Your tasks:
1. Please reproduce everything from "if i % save_for_every_epoch" down to "int(estimated_time_left % 60)" in the snake-agent notebook, word for word.
2. Check each statement against the snake-agent notebook and answer yes or no, quoting the words that decide it: (a) The new DQN agent is created with a learning rate of 1e-4. (b) The training loop is set to run for 1000 epochs. (c) The model is saved every 10 epochs during training.

Source document:
### define tha working model path

In [1]:
model_loading_saving_path = "snake_nn_2024_12_24"

### import all the necessary libraries

In [2]:
import time
import gymnasium as gym
from stable_baselines3 import DQN
from stable_baselines3.common.vec_env import DummyVecEnv
from stable_baselines3.common.env_checker import check_env
from stable_baselines3.common.torch_layers import BaseFeaturesExtractor
from IPython.display import clear_output
import torch
from snake_nn import SnakeNN

from snake import Snake

snake = Snake()

### initialize a new DQN agent with the required parameters

In [21]:
policy_kwargs = dict(
    features_extractor_class=SnakeNN,
    features_extractor_kwargs=dict(features_dim=64)
)

model = DQN(
    "MlpPolicy",
    snake.env,
    verbose=1,
    learning_rate=1e-4,
    buffer_size=10000,
    policy_kwargs=policy_kwargs
)

Using cpu device
Wrapping the env with a `Monitor` wrapper
Wrapping the env in a DummyVecEnv.


### OR load the pre-trained model

In [3]:
model = DQN.load(model_loading_saving_path, env = snake.env)

Wrapping the env with a `Monitor` wrapper
Wrapping the env in a DummyVecEnv.


### train the agent for a number of episodes and save the model

In [33]:
epochs = 500
save_for_every_epoch = 5
total_time = 0

for i in range(epochs):
    start_time = time.time()
    model = snake.training(model=model, epochs=10000)
    snake.run(model = model)
    
    if i % save_for_every_epoch == 0:
        model.save(model_loading_saving_path)
    
    end_time = time.time()
    iteration_time = end_time - start_time
    total_time += iteration_time
    
    completed_epochs = i + 1
    avg_time_per_epoch = total_time / completed_epochs
    remaining_epochs = epochs - completed_epochs
    estimated_time_left = avg_time_per_epoch * remaining_epochs
    
    estimated_minutes = int(estimated_time_left // 60)
    estimated_seconds = int(estimated_time_left % 60)
    
    progress_bar = "█" * int((i+1)/epochs*20)
    clear_output(wait=True)
    print(f"[{i+1}/{epochs}] |{progress_bar}{'-'*(20-len(progress_bar))}| -> {estimated_minutes}m {estimated_seconds}s")
    
model.save(model_loading_saving_path)

[10/500] |--------------------| -> 48m 47s


KeyboardInterrupt: 

### run the agent

In [8]:
snake.run(model = model)

. . . . . S . . . . 
. . . . . S . . . . 
. . . . . S . . . . 
. . . . . . . . . . 
. . . . . . . . . . 
. . . . . . . . . . 
. . . C . . . . . . 
. . . . . . . . . . 
. . . . . . . . . . 
. . . . . . . . . . 

SCORE: -1.2890997124915389

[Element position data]
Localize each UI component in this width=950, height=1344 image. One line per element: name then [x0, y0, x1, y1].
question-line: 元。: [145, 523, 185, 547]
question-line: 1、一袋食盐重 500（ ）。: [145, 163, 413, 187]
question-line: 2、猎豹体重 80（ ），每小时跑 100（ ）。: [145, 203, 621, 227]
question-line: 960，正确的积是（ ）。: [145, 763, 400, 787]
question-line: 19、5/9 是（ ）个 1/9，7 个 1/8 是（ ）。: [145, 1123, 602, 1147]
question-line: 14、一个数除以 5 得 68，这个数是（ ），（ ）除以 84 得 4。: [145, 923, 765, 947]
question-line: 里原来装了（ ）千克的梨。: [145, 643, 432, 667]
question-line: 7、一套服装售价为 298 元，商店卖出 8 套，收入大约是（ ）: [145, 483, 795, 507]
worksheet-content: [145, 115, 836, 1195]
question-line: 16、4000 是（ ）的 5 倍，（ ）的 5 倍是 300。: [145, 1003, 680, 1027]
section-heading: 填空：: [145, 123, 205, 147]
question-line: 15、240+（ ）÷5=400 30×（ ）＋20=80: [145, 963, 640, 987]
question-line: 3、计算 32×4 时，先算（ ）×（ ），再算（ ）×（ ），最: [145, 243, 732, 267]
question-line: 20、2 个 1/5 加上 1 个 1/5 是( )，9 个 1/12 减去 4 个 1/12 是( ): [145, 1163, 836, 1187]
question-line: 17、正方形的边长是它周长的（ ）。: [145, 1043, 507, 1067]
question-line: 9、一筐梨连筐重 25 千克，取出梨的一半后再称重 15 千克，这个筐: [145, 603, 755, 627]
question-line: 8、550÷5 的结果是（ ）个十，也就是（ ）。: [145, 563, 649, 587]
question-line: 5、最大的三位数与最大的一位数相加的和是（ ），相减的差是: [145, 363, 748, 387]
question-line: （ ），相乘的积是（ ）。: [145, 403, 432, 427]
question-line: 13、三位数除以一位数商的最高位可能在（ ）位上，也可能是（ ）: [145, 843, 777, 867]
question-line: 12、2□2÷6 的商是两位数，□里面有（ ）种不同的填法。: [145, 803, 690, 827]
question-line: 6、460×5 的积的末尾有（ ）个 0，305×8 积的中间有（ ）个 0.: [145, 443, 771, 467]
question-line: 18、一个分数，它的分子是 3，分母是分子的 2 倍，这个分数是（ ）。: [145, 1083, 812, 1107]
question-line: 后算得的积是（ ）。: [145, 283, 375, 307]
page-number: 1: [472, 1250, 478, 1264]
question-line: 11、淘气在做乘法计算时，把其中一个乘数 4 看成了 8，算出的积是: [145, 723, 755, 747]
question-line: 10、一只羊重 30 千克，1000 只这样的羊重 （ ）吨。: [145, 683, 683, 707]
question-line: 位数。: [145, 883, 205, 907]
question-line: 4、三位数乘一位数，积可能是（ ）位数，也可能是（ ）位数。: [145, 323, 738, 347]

Results of the exercise:
1.
if i % save_for_every_epoch == 0:
        model.save(model_loading_saving_path)
    
    end_time = time.time()
    iteration_time = end_time - start_time
    total_time += iteration_time
    
    completed_epochs = i + 1
    avg_time_per_epoch = total_time / completed_epochs
    remaining_epochs = epochs - completed_epochs
    estimated_time_left = avg_time_per_epoch * remaining_epochs
    
    estimated_minutes = int(estimated_time_left // 60)
    estimated_seconds = int(estimated_time_left % 60)

2.
(a) Yes: "learning_rate=1e-4"
(b) No: "epochs = 500"
(c) No: "save_for_every_epoch = 5"